** BEGIN MATERIAL PROVIDED **

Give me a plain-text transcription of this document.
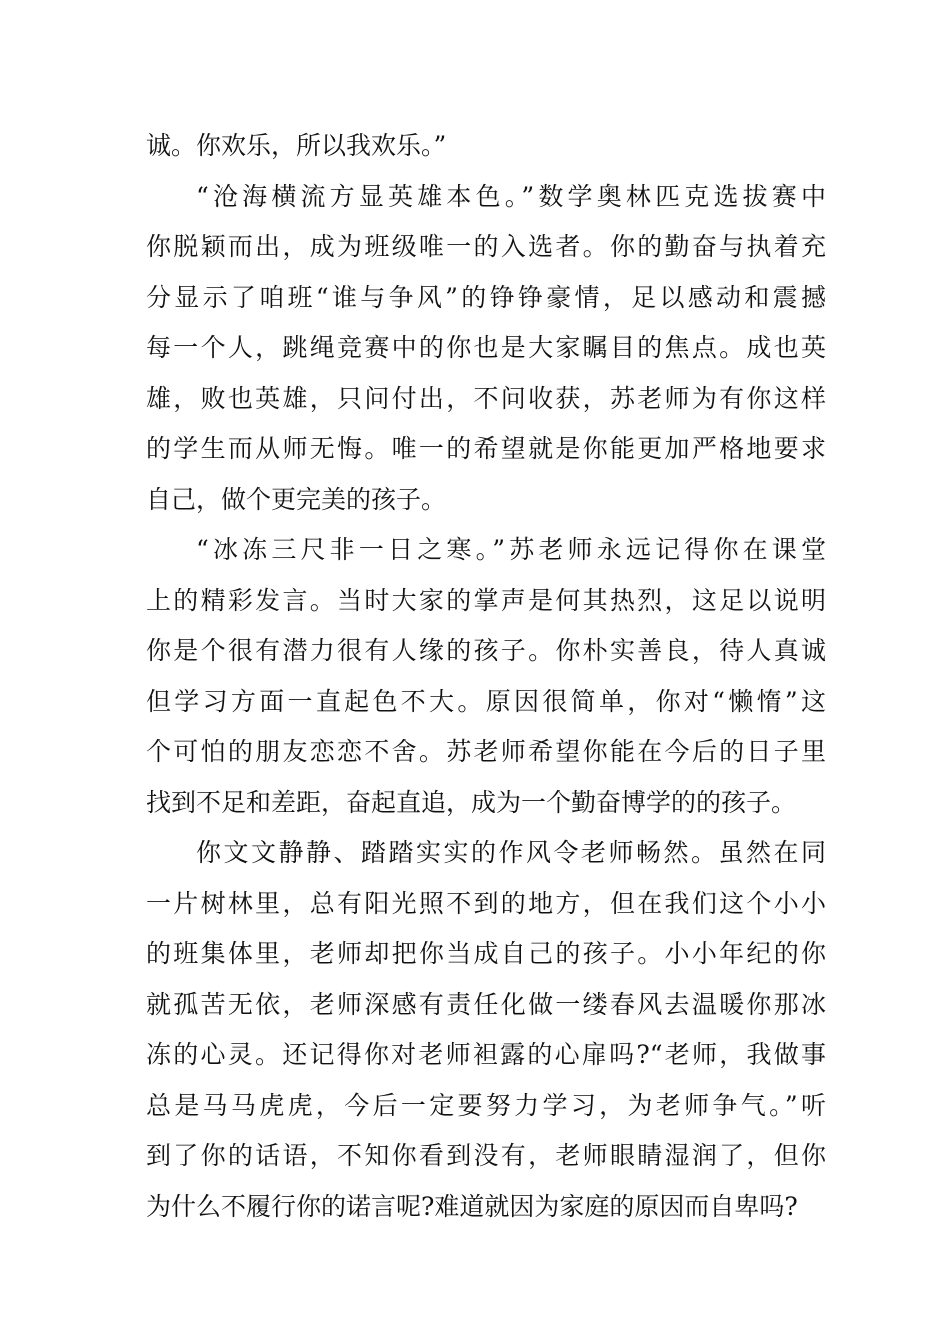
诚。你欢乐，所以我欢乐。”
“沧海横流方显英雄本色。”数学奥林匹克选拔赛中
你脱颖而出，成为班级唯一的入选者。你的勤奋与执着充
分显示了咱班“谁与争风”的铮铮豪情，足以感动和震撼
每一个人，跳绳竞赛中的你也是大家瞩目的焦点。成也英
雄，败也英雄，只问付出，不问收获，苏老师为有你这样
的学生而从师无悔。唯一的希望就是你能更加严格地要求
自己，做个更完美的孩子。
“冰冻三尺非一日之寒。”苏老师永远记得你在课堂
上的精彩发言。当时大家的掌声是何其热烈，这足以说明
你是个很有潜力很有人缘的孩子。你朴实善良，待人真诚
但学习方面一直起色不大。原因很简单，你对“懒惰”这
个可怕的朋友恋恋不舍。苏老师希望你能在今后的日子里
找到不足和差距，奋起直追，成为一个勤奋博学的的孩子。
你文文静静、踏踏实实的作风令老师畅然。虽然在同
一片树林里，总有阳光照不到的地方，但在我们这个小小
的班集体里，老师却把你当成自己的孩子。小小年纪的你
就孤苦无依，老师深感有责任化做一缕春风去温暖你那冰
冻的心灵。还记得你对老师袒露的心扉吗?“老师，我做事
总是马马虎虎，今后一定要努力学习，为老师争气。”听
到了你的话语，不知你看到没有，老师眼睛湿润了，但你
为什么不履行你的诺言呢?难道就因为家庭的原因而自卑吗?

** END MATERIAL PROVIDED **

WRITTEN PROBLEM: All entries must be written out again exactly as given, with no pictures in the copy.

WRITTEN SOLUTION:
Give me a plain-text transcription of this document.
诚。你欢乐，所以我欢乐。”
“沧海横流方显英雄本色。”数学奥林匹克选拔赛中
你脱颖而出，成为班级唯一的入选者。你的勤奋与执着充
分显示了咱班“谁与争风”的铮铮豪情，足以感动和震撼
每一个人，跳绳竞赛中的你也是大家瞩目的焦点。成也英
雄，败也英雄，只问付出，不问收获，苏老师为有你这样
的学生而从师无悔。唯一的希望就是你能更加严格地要求
自己，做个更完美的孩子。
“冰冻三尺非一日之寒。”苏老师永远记得你在课堂
上的精彩发言。当时大家的掌声是何其热烈，这足以说明
你是个很有潜力很有人缘的孩子。你朴实善良，待人真诚
但学习方面一直起色不大。原因很简单，你对“懒惰”这
个可怕的朋友恋恋不舍。苏老师希望你能在今后的日子里
找到不足和差距，奋起直追，成为一个勤奋博学的的孩子。
你文文静静、踏踏实实的作风令老师畅然。虽然在同
一片树林里，总有阳光照不到的地方，但在我们这个小小
的班集体里，老师却把你当成自己的孩子。小小年纪的你
就孤苦无依，老师深感有责任化做一缕春风去温暖你那冰
冻的心灵。还记得你对老师袒露的心扉吗?“老师，我做事
总是马马虎虎，今后一定要努力学习，为老师争气。”听
到了你的话语，不知你看到没有，老师眼睛湿润了，但你
为什么不履行你的诺言呢?难道就因为家庭的原因而自卑吗?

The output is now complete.